■ What the task requires ■
Each entry below is to be transcribed exactly.

[Data entries]
================================

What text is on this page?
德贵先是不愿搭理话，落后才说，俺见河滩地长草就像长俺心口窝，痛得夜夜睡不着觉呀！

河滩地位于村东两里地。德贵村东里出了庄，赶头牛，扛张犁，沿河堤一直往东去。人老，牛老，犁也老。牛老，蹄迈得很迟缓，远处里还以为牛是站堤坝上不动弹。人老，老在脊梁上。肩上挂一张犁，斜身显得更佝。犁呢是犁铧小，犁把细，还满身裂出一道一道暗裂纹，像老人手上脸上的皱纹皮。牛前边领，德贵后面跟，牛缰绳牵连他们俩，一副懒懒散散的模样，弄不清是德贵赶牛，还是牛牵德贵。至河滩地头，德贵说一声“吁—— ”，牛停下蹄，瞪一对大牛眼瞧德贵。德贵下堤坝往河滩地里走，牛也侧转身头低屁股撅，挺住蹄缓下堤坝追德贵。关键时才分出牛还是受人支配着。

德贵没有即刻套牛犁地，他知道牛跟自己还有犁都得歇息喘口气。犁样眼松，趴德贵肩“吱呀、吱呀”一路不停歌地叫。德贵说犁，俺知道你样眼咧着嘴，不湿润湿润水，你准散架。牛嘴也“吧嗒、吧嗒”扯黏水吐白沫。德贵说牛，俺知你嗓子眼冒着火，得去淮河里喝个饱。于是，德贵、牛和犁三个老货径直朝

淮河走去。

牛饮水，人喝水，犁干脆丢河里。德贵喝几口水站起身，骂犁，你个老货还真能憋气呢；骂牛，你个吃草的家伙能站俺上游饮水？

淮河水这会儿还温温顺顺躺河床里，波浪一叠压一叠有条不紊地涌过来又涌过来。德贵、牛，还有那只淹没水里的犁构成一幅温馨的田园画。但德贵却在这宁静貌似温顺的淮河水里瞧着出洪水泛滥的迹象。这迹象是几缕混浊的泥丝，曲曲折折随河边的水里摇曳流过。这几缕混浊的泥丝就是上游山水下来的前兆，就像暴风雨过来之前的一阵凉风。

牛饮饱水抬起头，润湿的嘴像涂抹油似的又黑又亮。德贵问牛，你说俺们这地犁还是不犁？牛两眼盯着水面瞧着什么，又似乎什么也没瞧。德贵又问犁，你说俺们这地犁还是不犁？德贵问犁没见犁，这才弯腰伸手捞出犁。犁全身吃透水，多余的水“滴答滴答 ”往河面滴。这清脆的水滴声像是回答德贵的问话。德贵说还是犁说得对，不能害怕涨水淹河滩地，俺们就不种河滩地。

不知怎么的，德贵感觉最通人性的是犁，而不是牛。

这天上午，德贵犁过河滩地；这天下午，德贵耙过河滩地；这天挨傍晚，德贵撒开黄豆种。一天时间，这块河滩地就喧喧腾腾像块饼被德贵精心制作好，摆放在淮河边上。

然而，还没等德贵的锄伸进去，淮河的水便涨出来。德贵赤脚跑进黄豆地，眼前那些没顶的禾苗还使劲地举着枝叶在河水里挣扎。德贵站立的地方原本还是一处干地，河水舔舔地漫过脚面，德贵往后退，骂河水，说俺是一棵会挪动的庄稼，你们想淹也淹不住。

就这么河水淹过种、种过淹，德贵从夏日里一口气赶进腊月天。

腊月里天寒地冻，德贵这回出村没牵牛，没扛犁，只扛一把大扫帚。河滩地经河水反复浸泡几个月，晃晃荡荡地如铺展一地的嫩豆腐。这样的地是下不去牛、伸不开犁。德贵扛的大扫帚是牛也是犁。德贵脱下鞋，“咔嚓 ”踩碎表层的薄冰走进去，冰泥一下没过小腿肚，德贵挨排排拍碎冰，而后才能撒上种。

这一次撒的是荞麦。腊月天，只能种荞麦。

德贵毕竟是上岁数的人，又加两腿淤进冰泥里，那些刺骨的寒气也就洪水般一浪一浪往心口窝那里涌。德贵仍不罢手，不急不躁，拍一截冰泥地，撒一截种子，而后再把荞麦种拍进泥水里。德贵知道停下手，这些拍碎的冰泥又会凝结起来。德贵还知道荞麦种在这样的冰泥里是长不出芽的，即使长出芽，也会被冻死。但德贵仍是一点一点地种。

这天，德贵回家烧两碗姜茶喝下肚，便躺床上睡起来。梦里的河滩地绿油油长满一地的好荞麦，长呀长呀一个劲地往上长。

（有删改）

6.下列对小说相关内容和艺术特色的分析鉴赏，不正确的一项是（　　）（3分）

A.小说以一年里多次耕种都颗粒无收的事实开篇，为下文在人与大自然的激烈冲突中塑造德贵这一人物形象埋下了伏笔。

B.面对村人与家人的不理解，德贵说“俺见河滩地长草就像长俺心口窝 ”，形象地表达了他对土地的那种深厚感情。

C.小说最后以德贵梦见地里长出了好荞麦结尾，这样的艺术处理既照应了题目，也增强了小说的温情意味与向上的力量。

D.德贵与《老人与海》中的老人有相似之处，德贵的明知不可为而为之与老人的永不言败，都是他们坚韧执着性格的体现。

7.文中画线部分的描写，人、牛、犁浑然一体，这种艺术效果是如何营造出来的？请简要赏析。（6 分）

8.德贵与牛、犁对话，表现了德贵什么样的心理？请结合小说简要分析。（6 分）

================================

■ Output for this exercise ■
What text is on this page?
德贵先是不愿搭理话，落后才说，俺见河滩地长草就像长俺心口窝，痛得夜夜睡不着觉呀！

河滩地位于村东两里地。德贵村东里出了庄，赶头牛，扛张犁，沿河堤一直往东去。人老，牛老，犁也老。牛老，蹄迈得很迟缓，远处里还以为牛是站堤坝上不动弹。人老，老在脊梁上。肩上挂一张犁，斜身显得更佝。犁呢是犁铧小，犁把细，还满身裂出一道一道暗裂纹，像老人手上脸上的皱纹皮。牛前边领，德贵后面跟，牛缰绳牵连他们俩，一副懒懒散散的模样，弄不清是德贵赶牛，还是牛牵德贵。至河滩地头，德贵说一声“吁—— ”，牛停下蹄，瞪一对大牛眼瞧德贵。德贵下堤坝往河滩地里走，牛也侧转身头低屁股撅，挺住蹄缓下堤坝追德贵。关键时才分出牛还是受人支配着。

德贵没有即刻套牛犁地，他知道牛跟自己还有犁都得歇息喘口气。犁样眼松，趴德贵肩“吱呀、吱呀”一路不停歌地叫。德贵说犁，俺知道你样眼咧着嘴，不湿润湿润水，你准散架。牛嘴也“吧嗒、吧嗒”扯黏水吐白沫。德贵说牛，俺知你嗓子眼冒着火，得去淮河里喝个饱。于是，德贵、牛和犁三个老货径直朝

淮河走去。

牛饮水，人喝水，犁干脆丢河里。德贵喝几口水站起身，骂犁，你个老货还真能憋气呢；骂牛，你个吃草的家伙能站俺上游饮水？

淮河水这会儿还温温顺顺躺河床里，波浪一叠压一叠有条不紊地涌过来又涌过来。德贵、牛，还有那只淹没水里的犁构成一幅温馨的田园画。但德贵却在这宁静貌似温顺的淮河水里瞧着出洪水泛滥的迹象。这迹象是几缕混浊的泥丝，曲曲折折随河边的水里摇曳流过。这几缕混浊的泥丝就是上游山水下来的前兆，就像暴风雨过来之前的一阵凉风。

牛饮饱水抬起头，润湿的嘴像涂抹油似的又黑又亮。德贵问牛，你说俺们这地犁还是不犁？牛两眼盯着水面瞧着什么，又似乎什么也没瞧。德贵又问犁，你说俺们这地犁还是不犁？德贵问犁没见犁，这才弯腰伸手捞出犁。犁全身吃透水，多余的水“滴答滴答 ”往河面滴。这清脆的水滴声像是回答德贵的问话。德贵说还是犁说得对，不能害怕涨水淹河滩地，俺们就不种河滩地。

不知怎么的，德贵感觉最通人性的是犁，而不是牛。

这天上午，德贵犁过河滩地；这天下午，德贵耙过河滩地；这天挨傍晚，德贵撒开黄豆种。一天时间，这块河滩地就喧喧腾腾像块饼被德贵精心制作好，摆放在淮河边上。

然而，还没等德贵的锄伸进去，淮河的水便涨出来。德贵赤脚跑进黄豆地，眼前那些没顶的禾苗还使劲地举着枝叶在河水里挣扎。德贵站立的地方原本还是一处干地，河水舔舔地漫过脚面，德贵往后退，骂河水，说俺是一棵会挪动的庄稼，你们想淹也淹不住。

就这么河水淹过种、种过淹，德贵从夏日里一口气赶进腊月天。

腊月里天寒地冻，德贵这回出村没牵牛，没扛犁，只扛一把大扫帚。河滩地经河水反复浸泡几个月，晃晃荡荡地如铺展一地的嫩豆腐。这样的地是下不去牛、伸不开犁。德贵扛的大扫帚是牛也是犁。德贵脱下鞋，“咔嚓 ”踩碎表层的薄冰走进去，冰泥一下没过小腿肚，德贵挨排排拍碎冰，而后才能撒上种。

这一次撒的是荞麦。腊月天，只能种荞麦。

德贵毕竟是上岁数的人，又加两腿淤进冰泥里，那些刺骨的寒气也就洪水般一浪一浪往心口窝那里涌。德贵仍不罢手，不急不躁，拍一截冰泥地，撒一截种子，而后再把荞麦种拍进泥水里。德贵知道停下手，这些拍碎的冰泥又会凝结起来。德贵还知道荞麦种在这样的冰泥里是长不出芽的，即使长出芽，也会被冻死。但德贵仍是一点一点地种。

这天，德贵回家烧两碗姜茶喝下肚，便躺床上睡起来。梦里的河滩地绿油油长满一地的好荞麦，长呀长呀一个劲地往上长。

（有删改）

6.下列对小说相关内容和艺术特色的分析鉴赏，不正确的一项是（　　）（3分）

A.小说以一年里多次耕种都颗粒无收的事实开篇，为下文在人与大自然的激烈冲突中塑造德贵这一人物形象埋下了伏笔。

B.面对村人与家人的不理解，德贵说“俺见河滩地长草就像长俺心口窝 ”，形象地表达了他对土地的那种深厚感情。

C.小说最后以德贵梦见地里长出了好荞麦结尾，这样的艺术处理既照应了题目，也增强了小说的温情意味与向上的力量。

D.德贵与《老人与海》中的老人有相似之处，德贵的明知不可为而为之与老人的永不言败，都是他们坚韧执着性格的体现。

7.文中画线部分的描写，人、牛、犁浑然一体，这种艺术效果是如何营造出来的？请简要赏析。（6 分）

8.德贵与牛、犁对话，表现了德贵什么样的心理？请结合小说简要分析。（6 分）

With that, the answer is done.